— Supplied information —
****************

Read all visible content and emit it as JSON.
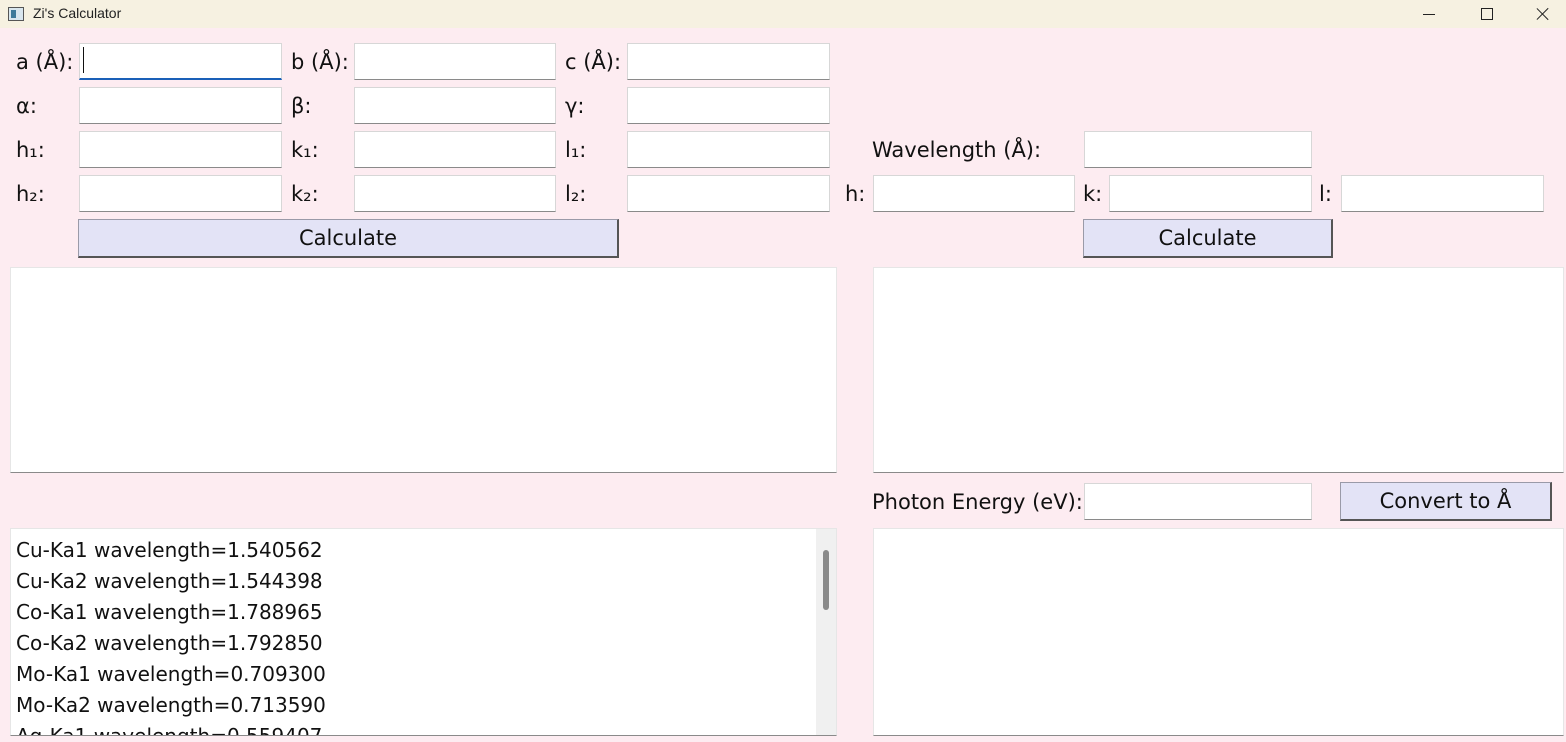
{
  "window": {
    "title": "Zi's Calculator"
  },
  "lattice": {
    "a_label": "a (Å):",
    "b_label": "b (Å):",
    "c_label": "c (Å):",
    "alpha_label": "α:",
    "beta_label": "β:",
    "gamma_label": "γ:",
    "h1_label": "h₁:",
    "k1_label": "k₁:",
    "l1_label": "l₁:",
    "h2_label": "h₂:",
    "k2_label": "k₂:",
    "l2_label": "l₂:",
    "a_value": "",
    "b_value": "",
    "c_value": "",
    "alpha_value": "",
    "beta_value": "",
    "gamma_value": "",
    "h1_value": "",
    "k1_value": "",
    "l1_value": "",
    "h2_value": "",
    "k2_value": "",
    "l2_value": "",
    "calculate_label": "Calculate",
    "output_text": ""
  },
  "diffraction": {
    "wavelength_label": "Wavelength (Å):",
    "wavelength_value": "",
    "h_label": "h:",
    "k_label": "k:",
    "l_label": "l:",
    "h_value": "",
    "k_value": "",
    "l_value": "",
    "calculate_label": "Calculate",
    "output_text": ""
  },
  "energy": {
    "photon_label": "Photon Energy (eV):",
    "photon_value": "",
    "convert_label": "Convert to Å",
    "output_text": ""
  },
  "wavelength_list": [
    "Cu-Ka1 wavelength=1.540562",
    "Cu-Ka2 wavelength=1.544398",
    "Co-Ka1 wavelength=1.788965",
    "Co-Ka2 wavelength=1.792850",
    "Mo-Ka1 wavelength=0.709300",
    "Mo-Ka2 wavelength=0.713590",
    "Ag-Ka1 wavelength=0.559407"
  ]
}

****************

— Given instruction —
Give the data above again in full and unchanged, skipping the pictures.

— Solved exercise —
Read all visible content and emit it as JSON.
{
  "window": {
    "title": "Zi's Calculator"
  },
  "lattice": {
    "a_label": "a (Å):",
    "b_label": "b (Å):",
    "c_label": "c (Å):",
    "alpha_label": "α:",
    "beta_label": "β:",
    "gamma_label": "γ:",
    "h1_label": "h₁:",
    "k1_label": "k₁:",
    "l1_label": "l₁:",
    "h2_label": "h₂:",
    "k2_label": "k₂:",
    "l2_label": "l₂:",
    "a_value": "",
    "b_value": "",
    "c_value": "",
    "alpha_value": "",
    "beta_value": "",
    "gamma_value": "",
    "h1_value": "",
    "k1_value": "",
    "l1_value": "",
    "h2_value": "",
    "k2_value": "",
    "l2_value": "",
    "calculate_label": "Calculate",
    "output_text": ""
  },
  "diffraction": {
    "wavelength_label": "Wavelength (Å):",
    "wavelength_value": "",
    "h_label": "h:",
    "k_label": "k:",
    "l_label": "l:",
    "h_value": "",
    "k_value": "",
    "l_value": "",
    "calculate_label": "Calculate",
    "output_text": ""
  },
  "energy": {
    "photon_label": "Photon Energy (eV):",
    "photon_value": "",
    "convert_label": "Convert to Å",
    "output_text": ""
  },
  "wavelength_list": [
    "Cu-Ka1 wavelength=1.540562",
    "Cu-Ka2 wavelength=1.544398",
    "Co-Ka1 wavelength=1.788965",
    "Co-Ka2 wavelength=1.792850",
    "Mo-Ka1 wavelength=0.709300",
    "Mo-Ka2 wavelength=0.713590",
    "Ag-Ka1 wavelength=0.559407"
  ]
}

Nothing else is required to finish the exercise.